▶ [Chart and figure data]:

——

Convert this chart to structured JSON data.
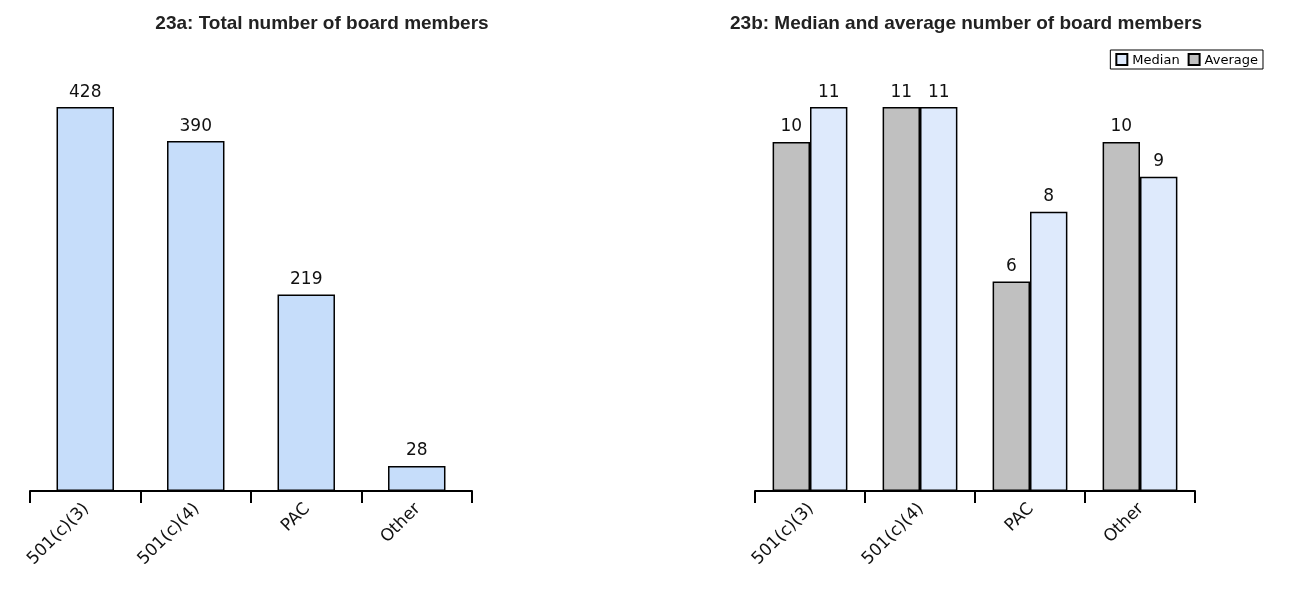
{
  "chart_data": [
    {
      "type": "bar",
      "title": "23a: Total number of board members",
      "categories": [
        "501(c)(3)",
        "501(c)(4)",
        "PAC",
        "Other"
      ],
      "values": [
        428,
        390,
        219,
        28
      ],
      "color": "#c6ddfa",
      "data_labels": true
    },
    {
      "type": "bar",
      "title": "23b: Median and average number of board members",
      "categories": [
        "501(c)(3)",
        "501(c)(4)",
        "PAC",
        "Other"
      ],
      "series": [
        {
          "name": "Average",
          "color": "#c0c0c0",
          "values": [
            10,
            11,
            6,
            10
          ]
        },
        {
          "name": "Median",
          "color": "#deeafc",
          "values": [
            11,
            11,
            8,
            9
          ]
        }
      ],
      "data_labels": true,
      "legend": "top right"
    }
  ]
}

——

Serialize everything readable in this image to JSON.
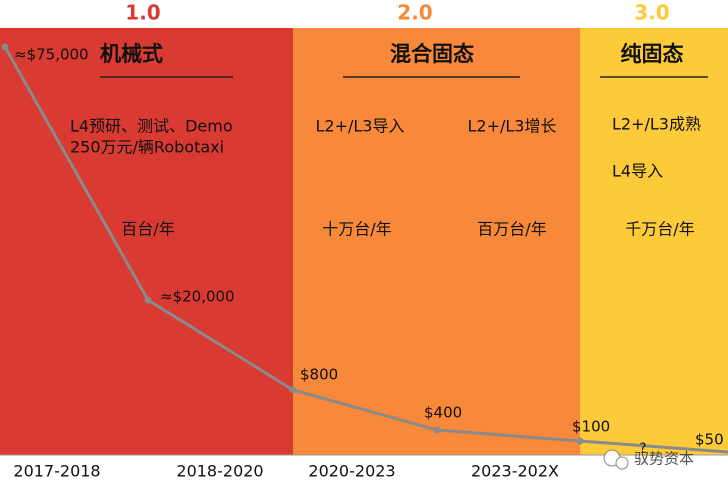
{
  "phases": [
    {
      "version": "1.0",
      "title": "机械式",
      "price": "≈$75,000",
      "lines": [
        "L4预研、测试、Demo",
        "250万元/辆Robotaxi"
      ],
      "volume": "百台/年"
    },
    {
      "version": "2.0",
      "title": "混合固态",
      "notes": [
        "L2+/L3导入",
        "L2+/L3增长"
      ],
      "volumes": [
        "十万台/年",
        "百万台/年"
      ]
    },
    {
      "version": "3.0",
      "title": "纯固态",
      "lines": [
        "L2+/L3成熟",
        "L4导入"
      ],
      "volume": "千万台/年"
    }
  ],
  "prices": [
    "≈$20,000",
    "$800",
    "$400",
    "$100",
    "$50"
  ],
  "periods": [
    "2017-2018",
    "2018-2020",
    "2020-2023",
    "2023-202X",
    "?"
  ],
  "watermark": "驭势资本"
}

——

▶ [Task description]: Which lines contain "this"? Copy each of them.

▶ [The answer]:
Convert this chart to structured JSON data.
Serialize everything readable in this image to JSON.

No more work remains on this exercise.